• OBJETIVO DA TAREFA: De acordo com o trecho sobre bacias hidrográficas, de onde são importados os modelos usados atualmente no Brasil?

• TRECHO FORNECIDO:
┄┄┄┄┄┄┄┄┄┄┄┄┄┄┄┄┄┄┄┄

Os modelos usados atualmente no Brasil são importados dos Estados Unidos e da Europa, o que pode resultar em limitações, na avaliação do pesquisador. “Por conta do clima e do solo, dentre outras características, as bacias hidrográficas brasileiras, bem como seus regimes hidrológicos, podem apresentar características consideravelmente distintas das europeias e americanas”, diz Beskow. O monitoramento dos recursos hídricos no país foi implementado principalmente em bacias hidrográficas com grandes aproveitamentos hidrelétricos, para irrigação ou para abastecimento urbano, e os dados fluviométricos – que englobam medição dos níveis de água e vazão dos rios – ainda são insuficientes para a realidade econômica e ambiental do país. “Os grandes rios são monitorados, mas há inúmeras bacias de porte menor em áreas agrícolas onde a análise é escassa”, diz.

┄┄┄┄┄┄┄┄┄┄┄┄┄┄┄┄┄┄┄┄

• EXTRATOS DA LISTAGEM:
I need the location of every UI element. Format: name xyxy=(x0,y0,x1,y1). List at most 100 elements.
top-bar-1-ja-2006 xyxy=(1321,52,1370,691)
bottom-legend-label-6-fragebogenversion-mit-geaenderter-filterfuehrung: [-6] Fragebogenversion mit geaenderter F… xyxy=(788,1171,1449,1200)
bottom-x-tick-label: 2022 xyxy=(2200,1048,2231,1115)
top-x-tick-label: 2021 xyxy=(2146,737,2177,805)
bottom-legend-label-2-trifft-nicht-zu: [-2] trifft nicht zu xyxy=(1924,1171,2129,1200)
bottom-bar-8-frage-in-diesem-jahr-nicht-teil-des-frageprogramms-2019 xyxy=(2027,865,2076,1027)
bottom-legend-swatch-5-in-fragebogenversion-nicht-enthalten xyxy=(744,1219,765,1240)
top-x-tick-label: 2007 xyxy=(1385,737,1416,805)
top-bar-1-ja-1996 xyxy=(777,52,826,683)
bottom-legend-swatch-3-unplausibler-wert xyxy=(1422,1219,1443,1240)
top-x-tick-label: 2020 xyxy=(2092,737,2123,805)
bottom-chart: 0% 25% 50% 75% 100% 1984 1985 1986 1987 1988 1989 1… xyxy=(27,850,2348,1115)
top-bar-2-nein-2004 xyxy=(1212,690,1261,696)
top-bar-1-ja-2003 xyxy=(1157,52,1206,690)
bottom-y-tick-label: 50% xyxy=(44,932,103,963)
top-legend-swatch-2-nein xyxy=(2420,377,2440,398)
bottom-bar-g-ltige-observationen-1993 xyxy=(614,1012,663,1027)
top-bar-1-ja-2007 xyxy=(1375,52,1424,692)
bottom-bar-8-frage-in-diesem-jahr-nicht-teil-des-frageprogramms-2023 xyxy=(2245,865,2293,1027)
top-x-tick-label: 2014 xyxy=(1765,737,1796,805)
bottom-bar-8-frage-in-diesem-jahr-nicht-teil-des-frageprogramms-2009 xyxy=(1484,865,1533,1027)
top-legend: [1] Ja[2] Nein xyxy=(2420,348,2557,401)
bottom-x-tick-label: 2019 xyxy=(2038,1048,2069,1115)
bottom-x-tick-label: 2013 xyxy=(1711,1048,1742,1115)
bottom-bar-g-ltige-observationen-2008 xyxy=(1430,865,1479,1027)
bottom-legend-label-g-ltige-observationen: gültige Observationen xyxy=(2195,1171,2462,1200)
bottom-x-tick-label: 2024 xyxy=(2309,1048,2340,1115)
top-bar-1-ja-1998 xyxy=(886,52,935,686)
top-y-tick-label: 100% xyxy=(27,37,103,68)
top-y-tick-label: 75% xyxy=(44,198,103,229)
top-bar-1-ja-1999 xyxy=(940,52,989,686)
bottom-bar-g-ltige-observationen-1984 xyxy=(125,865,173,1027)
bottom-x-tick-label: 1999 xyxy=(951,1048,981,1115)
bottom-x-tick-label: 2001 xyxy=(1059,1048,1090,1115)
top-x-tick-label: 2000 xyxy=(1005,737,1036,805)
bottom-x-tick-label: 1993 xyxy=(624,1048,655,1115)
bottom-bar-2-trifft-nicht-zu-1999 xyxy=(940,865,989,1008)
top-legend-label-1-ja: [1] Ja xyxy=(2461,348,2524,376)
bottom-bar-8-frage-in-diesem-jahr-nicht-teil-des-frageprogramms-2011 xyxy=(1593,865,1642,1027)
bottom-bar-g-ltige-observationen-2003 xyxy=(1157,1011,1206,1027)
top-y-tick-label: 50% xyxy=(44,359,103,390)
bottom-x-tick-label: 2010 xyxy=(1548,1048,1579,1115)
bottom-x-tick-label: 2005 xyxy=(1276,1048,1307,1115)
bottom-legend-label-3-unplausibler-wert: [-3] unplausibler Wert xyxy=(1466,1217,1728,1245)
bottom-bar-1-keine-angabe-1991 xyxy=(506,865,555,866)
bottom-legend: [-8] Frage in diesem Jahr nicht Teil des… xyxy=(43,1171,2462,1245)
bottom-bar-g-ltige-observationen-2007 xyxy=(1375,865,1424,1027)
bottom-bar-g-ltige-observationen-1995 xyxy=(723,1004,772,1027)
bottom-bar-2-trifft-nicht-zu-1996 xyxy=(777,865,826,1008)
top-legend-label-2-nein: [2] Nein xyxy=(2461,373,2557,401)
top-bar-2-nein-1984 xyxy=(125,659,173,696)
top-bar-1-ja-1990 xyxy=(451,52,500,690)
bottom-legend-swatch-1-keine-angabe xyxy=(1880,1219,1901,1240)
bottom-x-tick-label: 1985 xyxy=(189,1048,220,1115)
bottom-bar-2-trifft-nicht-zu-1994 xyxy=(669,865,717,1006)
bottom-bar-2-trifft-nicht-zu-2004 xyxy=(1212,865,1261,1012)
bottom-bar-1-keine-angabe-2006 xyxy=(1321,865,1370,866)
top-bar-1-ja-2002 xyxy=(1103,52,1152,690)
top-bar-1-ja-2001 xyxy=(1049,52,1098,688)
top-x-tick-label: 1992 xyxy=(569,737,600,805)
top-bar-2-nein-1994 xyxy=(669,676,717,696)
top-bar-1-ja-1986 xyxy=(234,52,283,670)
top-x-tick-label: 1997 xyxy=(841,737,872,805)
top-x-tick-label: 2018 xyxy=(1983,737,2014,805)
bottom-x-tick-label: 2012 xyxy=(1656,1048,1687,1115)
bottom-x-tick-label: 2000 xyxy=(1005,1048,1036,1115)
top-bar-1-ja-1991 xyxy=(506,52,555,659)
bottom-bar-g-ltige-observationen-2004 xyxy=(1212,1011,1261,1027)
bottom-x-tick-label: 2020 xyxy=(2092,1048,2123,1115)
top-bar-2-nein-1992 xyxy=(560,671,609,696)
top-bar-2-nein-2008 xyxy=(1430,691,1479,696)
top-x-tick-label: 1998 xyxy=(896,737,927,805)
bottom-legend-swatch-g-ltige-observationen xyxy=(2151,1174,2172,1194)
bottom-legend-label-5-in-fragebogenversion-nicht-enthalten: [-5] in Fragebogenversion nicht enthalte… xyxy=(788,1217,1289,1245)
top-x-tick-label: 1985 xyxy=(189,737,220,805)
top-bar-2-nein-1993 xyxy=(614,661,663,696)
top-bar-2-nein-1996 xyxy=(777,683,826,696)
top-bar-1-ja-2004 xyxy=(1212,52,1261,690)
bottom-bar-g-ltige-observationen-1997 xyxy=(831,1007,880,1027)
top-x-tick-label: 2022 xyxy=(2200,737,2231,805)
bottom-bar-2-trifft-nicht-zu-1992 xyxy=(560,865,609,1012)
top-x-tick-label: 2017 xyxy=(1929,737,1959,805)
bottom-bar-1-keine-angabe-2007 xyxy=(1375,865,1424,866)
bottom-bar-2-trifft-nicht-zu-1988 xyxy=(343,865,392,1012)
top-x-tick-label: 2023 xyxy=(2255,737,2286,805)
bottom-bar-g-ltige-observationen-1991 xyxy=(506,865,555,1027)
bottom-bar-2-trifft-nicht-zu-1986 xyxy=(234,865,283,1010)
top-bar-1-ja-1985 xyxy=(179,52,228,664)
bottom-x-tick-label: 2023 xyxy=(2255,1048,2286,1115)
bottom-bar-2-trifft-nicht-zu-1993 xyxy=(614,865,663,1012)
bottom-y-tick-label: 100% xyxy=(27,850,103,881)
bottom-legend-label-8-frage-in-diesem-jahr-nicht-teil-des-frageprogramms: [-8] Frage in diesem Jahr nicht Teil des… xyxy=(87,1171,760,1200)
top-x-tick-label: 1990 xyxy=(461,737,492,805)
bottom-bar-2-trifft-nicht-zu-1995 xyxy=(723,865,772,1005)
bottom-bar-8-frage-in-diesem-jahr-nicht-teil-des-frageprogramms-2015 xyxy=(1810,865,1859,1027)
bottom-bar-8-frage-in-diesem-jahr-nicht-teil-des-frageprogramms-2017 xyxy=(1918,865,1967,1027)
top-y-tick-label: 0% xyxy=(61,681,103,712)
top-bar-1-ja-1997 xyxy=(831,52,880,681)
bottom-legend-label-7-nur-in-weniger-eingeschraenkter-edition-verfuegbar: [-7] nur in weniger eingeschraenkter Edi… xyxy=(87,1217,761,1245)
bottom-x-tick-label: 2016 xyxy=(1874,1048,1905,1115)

┄┄┄┄┄┄┄┄┄┄┄┄┄┄┄┄┄┄┄┄

• SOLUÇÃO: Dos Estados Unidos e da Europa.